* [Your objective] In the copy, keep every record exact and leave out all images.

* [Provided entries]
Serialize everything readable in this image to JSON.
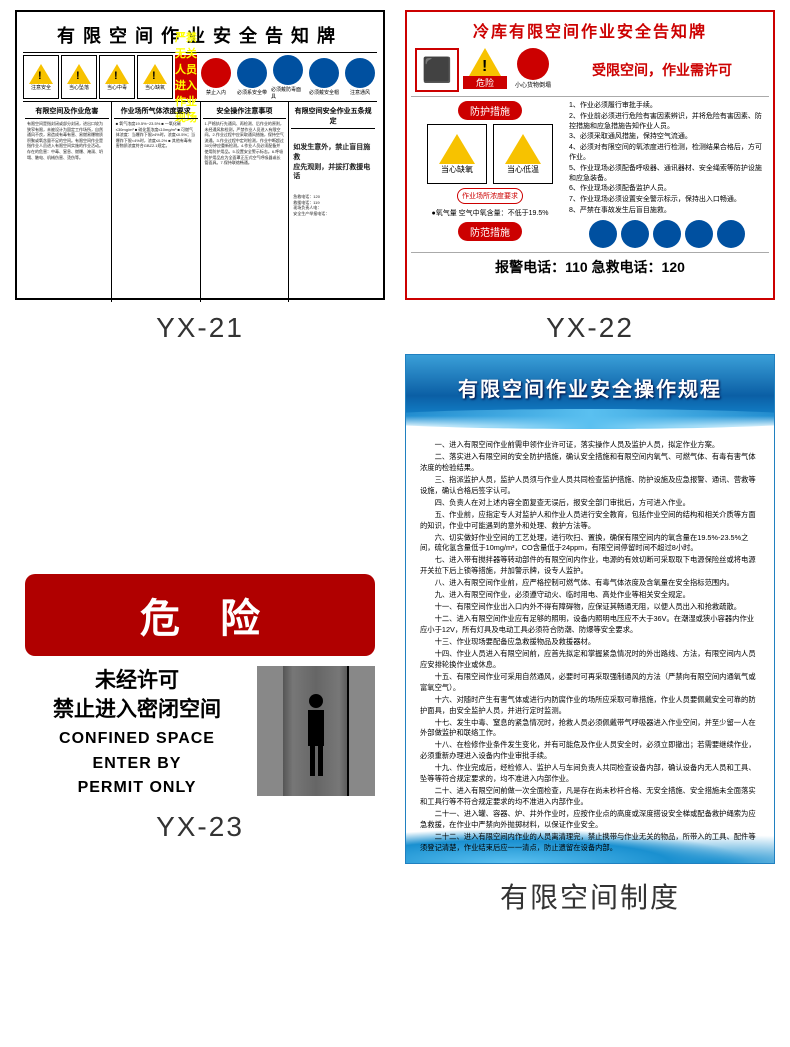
{
  "labels": {
    "yx21": "YX-21",
    "yx22": "YX-22",
    "yx23": "YX-23",
    "reg": "有限空间制度"
  },
  "yx21": {
    "title": "有限空间作业安全告知牌",
    "warn_boxes": [
      "注意安全",
      "当心坠落",
      "当心中毒",
      "当心缺氧"
    ],
    "banner": "严禁无关人员进入作业现场",
    "circ_labels": [
      "禁止入内",
      "必须系安全带",
      "必须戴防毒面具",
      "必须戴安全帽",
      "注意通风"
    ],
    "columns": [
      {
        "h": "有限空间及作业危害",
        "t": "有限空间是指封闭或部分封闭，进出口较为狭窄有限，未被设计为固定工作场所，自然通风不良，易造成有毒有害、易燃易爆物质积聚或氧含量不足的空间。有限空间作业是指作业人员进入有限空间实施的作业活动。存在的危害：中毒、窒息、燃爆、淹溺、坍塌、触电、机械伤害、烫伤等。"
      },
      {
        "h": "作业场所气体浓度要求",
        "t": "■ 氧气浓度19.5%~23.5%\n■ 一氧化碳≤30mg/m³\n■ 硫化氢浓度≤10mg/m³\n■ 可燃气体浓度：当爆炸下限≥4%时，浓度≤0.5%；当爆炸下限<4%时，浓度≤0.2%\n■ 其他有毒有害物质浓度符合GBZ2.1规定。"
      },
      {
        "h": "安全操作注意事项",
        "t": "1.严格执行先通风、再检测、后作业的原则，未经通风和检测，严禁作业人员进入有限空间。2.作业过程中应采取通风措施，保持空气流通。3.作业过程中定时检测，作业中断超过30分钟应重新检测。4.作业人员必须配备并使用防护用品。5.设置安全警示标志。6.呼吸防护用品应为全面罩正压式空气呼吸器或长管面具。7.保持联络畅通。"
      },
      {
        "h": "有限空间安全作业五条规定",
        "t": "一必须严格实行作业审批制度，严禁擅自进入有限空间作业。二必须做到先通风、再检测、后作业，严禁通风检测不合格作业。三必须配备个人防中毒窒息等防护装备，设置安全警示标识。四必须对作业人员进行安全培训。五必须制定应急措施，现场配备应急装备。"
      }
    ],
    "emergency_h": "如发生意外，禁止盲目施救\n应先观则，并拔打救援电话",
    "phones": [
      "急救电话：120",
      "救援电话：119",
      "现场负责人电：",
      "安全生产举报电话："
    ]
  },
  "yx22": {
    "title": "冷库有限空间作业安全告知牌",
    "danger": "危险",
    "circ": "小心货物倒塌",
    "subtitle": "受限空间，作业需许可",
    "pill1": "防护措施",
    "pair": [
      "当心缺氧",
      "当心低温"
    ],
    "meas": "作业场所浓度要求",
    "meas_txt": "●氧气量 空气中氧含量：不低于19.5%",
    "pill2": "防范措施",
    "rules": [
      "1、作业必须履行审批手续。",
      "2、作业前必须进行危险有害因素辨识，并将危险有害因素、防控措施和应急措施告知作业人员。",
      "3、必须采取通风措施，保持空气流通。",
      "4、必须对有限空间的氧浓度进行检测，检测结果合格后，方可作业。",
      "5、作业现场必须配备呼吸器、通讯器材、安全绳索等防护设施和应急装备。",
      "6、作业现场必须配备监护人员。",
      "7、作业现场必须设置安全警示标示，保持出入口畅通。",
      "8、严禁在事故发生后盲目施救。"
    ],
    "footer": "报警电话：110  急救电话：120"
  },
  "yx23": {
    "danger": "危险",
    "cn1": "未经许可",
    "cn2": "禁止进入密闭空间",
    "en1": "CONFINED SPACE",
    "en2": "ENTER BY",
    "en3": "PERMIT ONLY"
  },
  "reg": {
    "title": "有限空间作业安全操作规程",
    "items": [
      "一、进入有限空间作业前需申领作业许可证，落实操作人员及监护人员，拟定作业方案。",
      "二、落实进入有限空间的安全防护措施，确认安全措施和有限空间内氧气、可燃气体、有毒有害气体浓度的检验结果。",
      "三、指派监护人员，监护人员须与作业人员共同检查监护措施、防护设施及应急报警、通讯、营救等设施，确认合格后签字认可。",
      "四、负责人在对上述内容全面复查无误后，报安全部门审批后，方可进入作业。",
      "五、作业前，应指定专人对监护人和作业人员进行安全教育，包括作业空间的结构和相关介质等方面的知识，作业中可能遇到的意外和处理、救护方法等。",
      "六、切实做好作业空间的工艺处理，进行吹扫、置换，确保有限空间内的氧含量在19.5%-23.5%之间，硫化氢含量低于10mg/m³，CO含量低于24ppm，有限空间停留时间不超过8小时。",
      "七、进入带有搅拌器等转动部件的有限空间内作业，电源的有效切断可采取取下电源保险丝或将电源开关拉下后上锁等措施，并加警示牌，设专人监护。",
      "八、进入有限空间作业前，应严格控制可燃气体、有毒气体浓度及含氧量在安全指标范围内。",
      "九、进入有限空间作业，必须遵守动火、临时用电、高处作业等相关安全规定。",
      "十一、有限空间作业出入口内外不得有障碍物，应保证其畅通无阻，以便人员出入和抢救疏散。",
      "十二、进入有限空间作业应有足够的照明，设备内照明电压应不大于36V。在潮湿或狭小容器内作业应小于12V，所有灯具及电动工具必须符合防潮、防爆等安全要求。",
      "十三、作业现场要配备应急救援物品及救援器材。",
      "十四、作业人员进入有限空间前，应首先拟定和掌握紧急情况时的外出路线、方法，有限空间内人员应安排轮换作业或休息。",
      "十五、有限空间作业可采用自然通风，必要时可再采取强制通风的方法（严禁向有限空间内通氧气或富氧空气）。",
      "十六、对随时产生有害气体或进行内防腐作业的场所应采取可靠措施，作业人员要佩戴安全可靠的防护面具，由安全监护人员，并进行定时监测。",
      "十七、发生中毒、窒息的紧急情况时，抢救人员必须佩戴带气呼吸器进入作业空间，并至少留一人在外部做监护和联络工作。",
      "十八、在检修作业条件发生变化，并有可能危及作业人员安全时，必须立即撤出；若需要继续作业，必须重新办理进入设备内作业审批手续。",
      "十九、作业完成后，经检修人、监护人与车间负责人共同检查设备内部，确认设备内无人员和工具、坠等等符合规定要求的，均不准进入内部作业。",
      "二十、进入有限空间前做一次全面检查，凡是存在尚未秒杆合格、无安全措施、安全措施未全面落实和工具行等不符合规定要求的均不准进入内部作业。",
      "二十一、进入罐、容器、炉、井外作业时，应按作业点的高度或深度搭设安全梯或配备救护绳索为应急救援，在作业中严禁向外抛掷材料，以保证作业安全。",
      "二十二、进入有限空间内作业的人员离清理完，禁止携带与作业无关的物品，所带入的工具、配件等须登记清楚，作业结束后应一一清点，防止遗留在设备内部。"
    ]
  }
}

* [Task output]
Serialize everything readable in this image to JSON.
{
  "labels": {
    "yx21": "YX-21",
    "yx22": "YX-22",
    "yx23": "YX-23",
    "reg": "有限空间制度"
  },
  "yx21": {
    "title": "有限空间作业安全告知牌",
    "warn_boxes": [
      "注意安全",
      "当心坠落",
      "当心中毒",
      "当心缺氧"
    ],
    "banner": "严禁无关人员进入作业现场",
    "circ_labels": [
      "禁止入内",
      "必须系安全带",
      "必须戴防毒面具",
      "必须戴安全帽",
      "注意通风"
    ],
    "columns": [
      {
        "h": "有限空间及作业危害",
        "t": "有限空间是指封闭或部分封闭，进出口较为狭窄有限，未被设计为固定工作场所，自然通风不良，易造成有毒有害、易燃易爆物质积聚或氧含量不足的空间。有限空间作业是指作业人员进入有限空间实施的作业活动。存在的危害：中毒、窒息、燃爆、淹溺、坍塌、触电、机械伤害、烫伤等。"
      },
      {
        "h": "作业场所气体浓度要求",
        "t": "■ 氧气浓度19.5%~23.5%\n■ 一氧化碳≤30mg/m³\n■ 硫化氢浓度≤10mg/m³\n■ 可燃气体浓度：当爆炸下限≥4%时，浓度≤0.5%；当爆炸下限<4%时，浓度≤0.2%\n■ 其他有毒有害物质浓度符合GBZ2.1规定。"
      },
      {
        "h": "安全操作注意事项",
        "t": "1.严格执行先通风、再检测、后作业的原则，未经通风和检测，严禁作业人员进入有限空间。2.作业过程中应采取通风措施，保持空气流通。3.作业过程中定时检测，作业中断超过30分钟应重新检测。4.作业人员必须配备并使用防护用品。5.设置安全警示标志。6.呼吸防护用品应为全面罩正压式空气呼吸器或长管面具。7.保持联络畅通。"
      },
      {
        "h": "有限空间安全作业五条规定",
        "t": "一必须严格实行作业审批制度，严禁擅自进入有限空间作业。二必须做到先通风、再检测、后作业，严禁通风检测不合格作业。三必须配备个人防中毒窒息等防护装备，设置安全警示标识。四必须对作业人员进行安全培训。五必须制定应急措施，现场配备应急装备。"
      }
    ],
    "emergency_h": "如发生意外，禁止盲目施救\n应先观则，并拔打救援电话",
    "phones": [
      "急救电话：120",
      "救援电话：119",
      "现场负责人电：",
      "安全生产举报电话："
    ]
  },
  "yx22": {
    "title": "冷库有限空间作业安全告知牌",
    "danger": "危险",
    "circ": "小心货物倒塌",
    "subtitle": "受限空间，作业需许可",
    "pill1": "防护措施",
    "pair": [
      "当心缺氧",
      "当心低温"
    ],
    "meas": "作业场所浓度要求",
    "meas_txt": "●氧气量 空气中氧含量：不低于19.5%",
    "pill2": "防范措施",
    "rules": [
      "1、作业必须履行审批手续。",
      "2、作业前必须进行危险有害因素辨识，并将危险有害因素、防控措施和应急措施告知作业人员。",
      "3、必须采取通风措施，保持空气流通。",
      "4、必须对有限空间的氧浓度进行检测，检测结果合格后，方可作业。",
      "5、作业现场必须配备呼吸器、通讯器材、安全绳索等防护设施和应急装备。",
      "6、作业现场必须配备监护人员。",
      "7、作业现场必须设置安全警示标示，保持出入口畅通。",
      "8、严禁在事故发生后盲目施救。"
    ],
    "footer": "报警电话：110  急救电话：120"
  },
  "yx23": {
    "danger": "危险",
    "cn1": "未经许可",
    "cn2": "禁止进入密闭空间",
    "en1": "CONFINED SPACE",
    "en2": "ENTER BY",
    "en3": "PERMIT ONLY"
  },
  "reg": {
    "title": "有限空间作业安全操作规程",
    "items": [
      "一、进入有限空间作业前需申领作业许可证，落实操作人员及监护人员，拟定作业方案。",
      "二、落实进入有限空间的安全防护措施，确认安全措施和有限空间内氧气、可燃气体、有毒有害气体浓度的检验结果。",
      "三、指派监护人员，监护人员须与作业人员共同检查监护措施、防护设施及应急报警、通讯、营救等设施，确认合格后签字认可。",
      "四、负责人在对上述内容全面复查无误后，报安全部门审批后，方可进入作业。",
      "五、作业前，应指定专人对监护人和作业人员进行安全教育，包括作业空间的结构和相关介质等方面的知识，作业中可能遇到的意外和处理、救护方法等。",
      "六、切实做好作业空间的工艺处理，进行吹扫、置换，确保有限空间内的氧含量在19.5%-23.5%之间，硫化氢含量低于10mg/m³，CO含量低于24ppm，有限空间停留时间不超过8小时。",
      "七、进入带有搅拌器等转动部件的有限空间内作业，电源的有效切断可采取取下电源保险丝或将电源开关拉下后上锁等措施，并加警示牌，设专人监护。",
      "八、进入有限空间作业前，应严格控制可燃气体、有毒气体浓度及含氧量在安全指标范围内。",
      "九、进入有限空间作业，必须遵守动火、临时用电、高处作业等相关安全规定。",
      "十一、有限空间作业出入口内外不得有障碍物，应保证其畅通无阻，以便人员出入和抢救疏散。",
      "十二、进入有限空间作业应有足够的照明，设备内照明电压应不大于36V。在潮湿或狭小容器内作业应小于12V，所有灯具及电动工具必须符合防潮、防爆等安全要求。",
      "十三、作业现场要配备应急救援物品及救援器材。",
      "十四、作业人员进入有限空间前，应首先拟定和掌握紧急情况时的外出路线、方法，有限空间内人员应安排轮换作业或休息。",
      "十五、有限空间作业可采用自然通风，必要时可再采取强制通风的方法（严禁向有限空间内通氧气或富氧空气）。",
      "十六、对随时产生有害气体或进行内防腐作业的场所应采取可靠措施，作业人员要佩戴安全可靠的防护面具，由安全监护人员，并进行定时监测。",
      "十七、发生中毒、窒息的紧急情况时，抢救人员必须佩戴带气呼吸器进入作业空间，并至少留一人在外部做监护和联络工作。",
      "十八、在检修作业条件发生变化，并有可能危及作业人员安全时，必须立即撤出；若需要继续作业，必须重新办理进入设备内作业审批手续。",
      "十九、作业完成后，经检修人、监护人与车间负责人共同检查设备内部，确认设备内无人员和工具、坠等等符合规定要求的，均不准进入内部作业。",
      "二十、进入有限空间前做一次全面检查，凡是存在尚未秒杆合格、无安全措施、安全措施未全面落实和工具行等不符合规定要求的均不准进入内部作业。",
      "二十一、进入罐、容器、炉、井外作业时，应按作业点的高度或深度搭设安全梯或配备救护绳索为应急救援，在作业中严禁向外抛掷材料，以保证作业安全。",
      "二十二、进入有限空间内作业的人员离清理完，禁止携带与作业无关的物品，所带入的工具、配件等须登记清楚，作业结束后应一一清点，防止遗留在设备内部。"
    ]
  }
}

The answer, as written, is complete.